__EXERCISE GOAL__. Determine the number of lines containing the word "Humitat", and state that figure alone.

__DATA FOR THIS TASK__.

※

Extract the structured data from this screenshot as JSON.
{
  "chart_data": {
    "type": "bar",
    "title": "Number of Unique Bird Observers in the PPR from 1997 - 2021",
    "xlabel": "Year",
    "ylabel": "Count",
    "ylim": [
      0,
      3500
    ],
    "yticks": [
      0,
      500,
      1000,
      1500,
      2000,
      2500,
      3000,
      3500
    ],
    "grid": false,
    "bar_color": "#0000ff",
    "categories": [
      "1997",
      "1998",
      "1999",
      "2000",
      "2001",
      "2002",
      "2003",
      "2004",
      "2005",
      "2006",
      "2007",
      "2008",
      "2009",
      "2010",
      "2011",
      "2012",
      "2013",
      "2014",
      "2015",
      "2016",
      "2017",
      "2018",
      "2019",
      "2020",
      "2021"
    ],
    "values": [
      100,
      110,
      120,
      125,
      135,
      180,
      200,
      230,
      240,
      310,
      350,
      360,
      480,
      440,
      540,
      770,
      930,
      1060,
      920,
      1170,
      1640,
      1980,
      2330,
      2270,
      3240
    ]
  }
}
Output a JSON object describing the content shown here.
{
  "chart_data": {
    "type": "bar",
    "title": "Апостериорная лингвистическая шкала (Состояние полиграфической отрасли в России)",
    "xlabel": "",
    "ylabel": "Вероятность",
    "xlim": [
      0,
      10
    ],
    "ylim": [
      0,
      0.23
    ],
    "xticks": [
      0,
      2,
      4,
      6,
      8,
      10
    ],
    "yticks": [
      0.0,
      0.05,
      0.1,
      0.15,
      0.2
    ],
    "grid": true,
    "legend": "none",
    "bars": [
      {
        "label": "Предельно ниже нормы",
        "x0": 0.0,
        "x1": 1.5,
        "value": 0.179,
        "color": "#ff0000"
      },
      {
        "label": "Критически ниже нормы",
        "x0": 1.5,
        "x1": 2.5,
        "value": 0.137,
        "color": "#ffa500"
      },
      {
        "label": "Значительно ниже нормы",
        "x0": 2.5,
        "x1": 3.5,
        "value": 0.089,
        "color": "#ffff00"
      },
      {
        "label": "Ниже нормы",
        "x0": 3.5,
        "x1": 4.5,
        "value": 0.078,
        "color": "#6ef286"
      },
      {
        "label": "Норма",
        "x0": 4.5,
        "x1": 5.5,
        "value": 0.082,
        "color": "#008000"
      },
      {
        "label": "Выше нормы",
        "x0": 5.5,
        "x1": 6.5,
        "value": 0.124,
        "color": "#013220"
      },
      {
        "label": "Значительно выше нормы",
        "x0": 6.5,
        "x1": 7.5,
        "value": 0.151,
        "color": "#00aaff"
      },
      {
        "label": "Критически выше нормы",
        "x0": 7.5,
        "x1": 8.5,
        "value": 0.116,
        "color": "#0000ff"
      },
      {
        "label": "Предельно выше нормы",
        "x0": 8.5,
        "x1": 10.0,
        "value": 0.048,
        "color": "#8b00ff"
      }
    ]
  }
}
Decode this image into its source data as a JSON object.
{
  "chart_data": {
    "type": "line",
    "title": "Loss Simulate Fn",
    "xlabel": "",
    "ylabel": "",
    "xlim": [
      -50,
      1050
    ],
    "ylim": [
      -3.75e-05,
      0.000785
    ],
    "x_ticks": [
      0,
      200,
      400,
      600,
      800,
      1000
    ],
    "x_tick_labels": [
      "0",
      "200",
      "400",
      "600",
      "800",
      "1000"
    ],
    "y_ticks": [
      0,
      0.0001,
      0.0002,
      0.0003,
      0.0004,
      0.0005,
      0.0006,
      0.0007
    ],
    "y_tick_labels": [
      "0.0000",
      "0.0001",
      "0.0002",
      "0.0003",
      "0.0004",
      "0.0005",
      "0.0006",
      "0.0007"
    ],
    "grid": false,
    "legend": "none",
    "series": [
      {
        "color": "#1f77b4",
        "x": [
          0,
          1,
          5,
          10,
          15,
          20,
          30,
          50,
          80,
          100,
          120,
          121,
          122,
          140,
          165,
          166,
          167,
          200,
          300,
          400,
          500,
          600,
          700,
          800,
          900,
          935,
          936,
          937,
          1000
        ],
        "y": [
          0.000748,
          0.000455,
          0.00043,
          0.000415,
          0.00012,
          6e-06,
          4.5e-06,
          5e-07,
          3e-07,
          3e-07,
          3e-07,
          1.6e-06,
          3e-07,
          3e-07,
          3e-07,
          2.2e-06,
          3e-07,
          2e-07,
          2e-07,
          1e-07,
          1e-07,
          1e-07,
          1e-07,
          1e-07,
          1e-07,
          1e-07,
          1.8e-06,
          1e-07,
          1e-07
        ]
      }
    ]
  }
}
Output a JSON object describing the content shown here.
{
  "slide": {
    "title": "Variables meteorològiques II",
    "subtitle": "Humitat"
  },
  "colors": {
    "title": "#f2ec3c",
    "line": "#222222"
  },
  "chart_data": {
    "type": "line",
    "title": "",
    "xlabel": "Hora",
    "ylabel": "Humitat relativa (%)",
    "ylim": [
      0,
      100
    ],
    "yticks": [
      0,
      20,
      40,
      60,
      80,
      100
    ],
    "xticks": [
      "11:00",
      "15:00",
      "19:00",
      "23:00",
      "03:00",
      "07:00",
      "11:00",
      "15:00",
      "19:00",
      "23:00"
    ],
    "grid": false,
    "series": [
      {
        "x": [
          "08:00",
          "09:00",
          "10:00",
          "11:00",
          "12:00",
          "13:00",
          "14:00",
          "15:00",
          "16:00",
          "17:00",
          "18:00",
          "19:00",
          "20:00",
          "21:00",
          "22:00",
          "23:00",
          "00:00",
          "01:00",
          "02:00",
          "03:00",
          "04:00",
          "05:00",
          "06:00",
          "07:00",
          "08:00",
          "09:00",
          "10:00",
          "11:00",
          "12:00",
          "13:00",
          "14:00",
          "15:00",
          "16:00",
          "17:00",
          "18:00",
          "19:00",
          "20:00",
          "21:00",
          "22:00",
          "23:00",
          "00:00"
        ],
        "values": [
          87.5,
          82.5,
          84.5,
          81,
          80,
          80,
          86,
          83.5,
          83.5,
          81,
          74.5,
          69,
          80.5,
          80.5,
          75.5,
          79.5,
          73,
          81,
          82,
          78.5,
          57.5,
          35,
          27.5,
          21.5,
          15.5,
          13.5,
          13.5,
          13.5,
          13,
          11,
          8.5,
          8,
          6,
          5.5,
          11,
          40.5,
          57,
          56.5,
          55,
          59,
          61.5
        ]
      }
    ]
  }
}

※

__CORRECT ANSWER__. 2